**Stated exercise**
Return, without any change, the stretch of the material from its first line through the line containing "wms-ship-icon: ⛴ xyxy=(566,53,583,69)", with both of those lines included.

(Saved data entries)
------------------------------------------------------------

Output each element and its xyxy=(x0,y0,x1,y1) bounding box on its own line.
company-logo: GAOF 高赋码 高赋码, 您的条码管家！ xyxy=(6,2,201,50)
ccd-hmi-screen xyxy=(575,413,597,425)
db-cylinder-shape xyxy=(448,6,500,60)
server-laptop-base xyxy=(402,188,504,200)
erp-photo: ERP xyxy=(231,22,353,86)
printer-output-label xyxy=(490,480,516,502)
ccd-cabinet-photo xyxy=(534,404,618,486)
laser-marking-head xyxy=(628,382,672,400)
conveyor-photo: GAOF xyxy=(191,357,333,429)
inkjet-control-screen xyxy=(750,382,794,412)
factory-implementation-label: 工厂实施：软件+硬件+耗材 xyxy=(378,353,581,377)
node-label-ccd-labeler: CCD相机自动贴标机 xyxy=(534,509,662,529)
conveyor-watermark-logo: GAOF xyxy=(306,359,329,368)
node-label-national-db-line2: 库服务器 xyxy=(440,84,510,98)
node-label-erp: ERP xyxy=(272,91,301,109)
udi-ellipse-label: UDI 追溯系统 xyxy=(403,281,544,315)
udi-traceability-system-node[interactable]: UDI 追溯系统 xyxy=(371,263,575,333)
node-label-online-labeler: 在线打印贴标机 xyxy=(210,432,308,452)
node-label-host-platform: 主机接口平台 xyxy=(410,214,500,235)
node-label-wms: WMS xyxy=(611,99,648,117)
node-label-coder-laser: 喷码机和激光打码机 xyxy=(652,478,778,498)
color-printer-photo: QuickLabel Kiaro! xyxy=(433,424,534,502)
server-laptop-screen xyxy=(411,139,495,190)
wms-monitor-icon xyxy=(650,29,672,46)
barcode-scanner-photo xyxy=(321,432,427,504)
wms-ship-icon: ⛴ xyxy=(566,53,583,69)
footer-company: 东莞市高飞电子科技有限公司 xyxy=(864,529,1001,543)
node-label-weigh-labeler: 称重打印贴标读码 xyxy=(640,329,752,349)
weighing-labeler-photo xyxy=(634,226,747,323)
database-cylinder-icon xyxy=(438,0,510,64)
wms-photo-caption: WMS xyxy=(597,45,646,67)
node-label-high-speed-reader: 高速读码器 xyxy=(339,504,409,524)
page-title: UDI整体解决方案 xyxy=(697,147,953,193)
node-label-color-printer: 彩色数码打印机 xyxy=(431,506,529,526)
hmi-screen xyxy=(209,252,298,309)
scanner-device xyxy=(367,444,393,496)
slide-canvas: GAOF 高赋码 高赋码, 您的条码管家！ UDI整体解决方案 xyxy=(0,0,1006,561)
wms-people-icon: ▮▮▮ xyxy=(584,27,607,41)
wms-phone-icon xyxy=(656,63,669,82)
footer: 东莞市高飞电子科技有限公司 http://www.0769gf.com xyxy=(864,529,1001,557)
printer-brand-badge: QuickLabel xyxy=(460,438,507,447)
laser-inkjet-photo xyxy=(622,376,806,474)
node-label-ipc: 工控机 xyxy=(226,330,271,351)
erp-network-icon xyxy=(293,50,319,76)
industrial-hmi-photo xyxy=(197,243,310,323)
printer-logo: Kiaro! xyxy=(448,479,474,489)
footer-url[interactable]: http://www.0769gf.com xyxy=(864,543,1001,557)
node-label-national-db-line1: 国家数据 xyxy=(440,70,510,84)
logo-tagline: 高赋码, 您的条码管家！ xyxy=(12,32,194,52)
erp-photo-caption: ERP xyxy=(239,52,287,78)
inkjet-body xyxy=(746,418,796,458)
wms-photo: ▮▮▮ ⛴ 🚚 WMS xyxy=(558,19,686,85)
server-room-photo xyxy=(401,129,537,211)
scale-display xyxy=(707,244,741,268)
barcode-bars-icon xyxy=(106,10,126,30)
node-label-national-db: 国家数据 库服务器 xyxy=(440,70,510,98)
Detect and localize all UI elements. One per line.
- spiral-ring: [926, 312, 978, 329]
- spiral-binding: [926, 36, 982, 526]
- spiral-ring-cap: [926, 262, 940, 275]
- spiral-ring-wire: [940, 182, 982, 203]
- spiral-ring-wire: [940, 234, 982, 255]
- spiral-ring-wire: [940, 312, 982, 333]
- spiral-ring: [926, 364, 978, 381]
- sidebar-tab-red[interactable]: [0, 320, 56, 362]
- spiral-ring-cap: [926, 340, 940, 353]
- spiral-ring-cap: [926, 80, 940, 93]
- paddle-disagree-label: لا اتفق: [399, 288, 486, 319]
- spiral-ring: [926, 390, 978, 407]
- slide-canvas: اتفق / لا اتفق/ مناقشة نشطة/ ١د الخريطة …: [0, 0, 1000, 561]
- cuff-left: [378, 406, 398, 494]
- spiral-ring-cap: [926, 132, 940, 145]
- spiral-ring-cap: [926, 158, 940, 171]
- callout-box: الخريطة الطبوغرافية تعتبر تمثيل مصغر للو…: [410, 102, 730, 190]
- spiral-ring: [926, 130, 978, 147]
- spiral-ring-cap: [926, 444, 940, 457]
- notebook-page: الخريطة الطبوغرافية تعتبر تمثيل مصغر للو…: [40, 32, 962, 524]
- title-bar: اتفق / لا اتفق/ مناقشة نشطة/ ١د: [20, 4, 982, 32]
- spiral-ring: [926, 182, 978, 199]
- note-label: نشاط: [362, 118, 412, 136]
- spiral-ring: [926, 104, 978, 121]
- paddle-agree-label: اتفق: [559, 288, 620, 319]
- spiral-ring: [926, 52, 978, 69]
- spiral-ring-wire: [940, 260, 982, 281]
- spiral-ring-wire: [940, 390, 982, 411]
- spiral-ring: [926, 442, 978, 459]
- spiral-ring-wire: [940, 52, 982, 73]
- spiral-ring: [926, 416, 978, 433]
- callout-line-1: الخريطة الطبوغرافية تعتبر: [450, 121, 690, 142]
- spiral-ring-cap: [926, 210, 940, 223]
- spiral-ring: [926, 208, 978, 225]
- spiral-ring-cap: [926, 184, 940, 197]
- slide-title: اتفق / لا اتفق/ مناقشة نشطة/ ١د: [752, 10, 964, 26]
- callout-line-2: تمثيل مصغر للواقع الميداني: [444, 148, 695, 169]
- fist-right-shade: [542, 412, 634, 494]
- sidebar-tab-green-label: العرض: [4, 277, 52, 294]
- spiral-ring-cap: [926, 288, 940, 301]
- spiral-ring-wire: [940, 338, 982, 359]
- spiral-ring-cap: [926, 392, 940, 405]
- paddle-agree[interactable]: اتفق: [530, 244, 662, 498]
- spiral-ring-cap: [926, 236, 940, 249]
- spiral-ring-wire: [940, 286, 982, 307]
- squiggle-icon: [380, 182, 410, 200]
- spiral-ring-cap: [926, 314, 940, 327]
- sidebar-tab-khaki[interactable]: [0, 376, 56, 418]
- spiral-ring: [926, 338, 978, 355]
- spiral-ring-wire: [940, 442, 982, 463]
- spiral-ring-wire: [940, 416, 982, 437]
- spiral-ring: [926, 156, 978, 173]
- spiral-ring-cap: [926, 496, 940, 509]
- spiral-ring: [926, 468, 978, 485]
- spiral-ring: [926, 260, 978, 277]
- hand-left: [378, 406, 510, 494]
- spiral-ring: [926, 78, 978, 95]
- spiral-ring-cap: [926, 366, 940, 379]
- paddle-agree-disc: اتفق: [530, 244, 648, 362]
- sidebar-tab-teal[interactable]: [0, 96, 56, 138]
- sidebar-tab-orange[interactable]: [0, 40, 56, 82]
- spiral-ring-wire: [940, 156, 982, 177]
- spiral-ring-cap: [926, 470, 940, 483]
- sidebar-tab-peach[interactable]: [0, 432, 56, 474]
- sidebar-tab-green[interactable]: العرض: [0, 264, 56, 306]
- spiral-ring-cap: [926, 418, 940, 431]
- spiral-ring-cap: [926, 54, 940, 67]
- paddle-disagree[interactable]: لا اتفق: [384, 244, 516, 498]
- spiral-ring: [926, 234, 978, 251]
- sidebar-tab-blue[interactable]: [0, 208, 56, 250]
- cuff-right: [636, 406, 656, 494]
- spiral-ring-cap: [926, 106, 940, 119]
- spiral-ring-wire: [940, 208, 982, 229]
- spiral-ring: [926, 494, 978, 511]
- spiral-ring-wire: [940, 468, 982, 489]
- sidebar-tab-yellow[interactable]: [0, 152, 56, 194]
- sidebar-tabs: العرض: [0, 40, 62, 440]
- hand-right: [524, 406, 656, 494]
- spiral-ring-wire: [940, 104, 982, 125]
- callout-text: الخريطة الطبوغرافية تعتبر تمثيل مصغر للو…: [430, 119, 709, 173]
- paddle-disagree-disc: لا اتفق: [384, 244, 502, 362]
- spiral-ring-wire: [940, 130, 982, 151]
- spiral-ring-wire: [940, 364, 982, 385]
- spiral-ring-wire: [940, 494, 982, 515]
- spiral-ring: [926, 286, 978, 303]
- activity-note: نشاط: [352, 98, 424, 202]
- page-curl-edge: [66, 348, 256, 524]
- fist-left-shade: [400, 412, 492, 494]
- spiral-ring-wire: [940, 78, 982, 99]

------------------------------------------------------------

**Solution to the exercise**
Output each element and its xyxy=(x0,y0,x1,y1) bounding box on its own line.
company-logo: GAOF 高赋码 高赋码, 您的条码管家！ xyxy=(6,2,201,50)
ccd-hmi-screen xyxy=(575,413,597,425)
db-cylinder-shape xyxy=(448,6,500,60)
server-laptop-base xyxy=(402,188,504,200)
erp-photo: ERP xyxy=(231,22,353,86)
printer-output-label xyxy=(490,480,516,502)
ccd-cabinet-photo xyxy=(534,404,618,486)
laser-marking-head xyxy=(628,382,672,400)
conveyor-photo: GAOF xyxy=(191,357,333,429)
inkjet-control-screen xyxy=(750,382,794,412)
factory-implementation-label: 工厂实施：软件+硬件+耗材 xyxy=(378,353,581,377)
node-label-ccd-labeler: CCD相机自动贴标机 xyxy=(534,509,662,529)
conveyor-watermark-logo: GAOF xyxy=(306,359,329,368)
node-label-national-db-line2: 库服务器 xyxy=(440,84,510,98)
node-label-erp: ERP xyxy=(272,91,301,109)
udi-ellipse-label: UDI 追溯系统 xyxy=(403,281,544,315)
udi-traceability-system-node[interactable]: UDI 追溯系统 xyxy=(371,263,575,333)
node-label-online-labeler: 在线打印贴标机 xyxy=(210,432,308,452)
node-label-host-platform: 主机接口平台 xyxy=(410,214,500,235)
node-label-wms: WMS xyxy=(611,99,648,117)
node-label-coder-laser: 喷码机和激光打码机 xyxy=(652,478,778,498)
color-printer-photo: QuickLabel Kiaro! xyxy=(433,424,534,502)
server-laptop-screen xyxy=(411,139,495,190)
wms-monitor-icon xyxy=(650,29,672,46)
barcode-scanner-photo xyxy=(321,432,427,504)
wms-ship-icon: ⛴ xyxy=(566,53,583,69)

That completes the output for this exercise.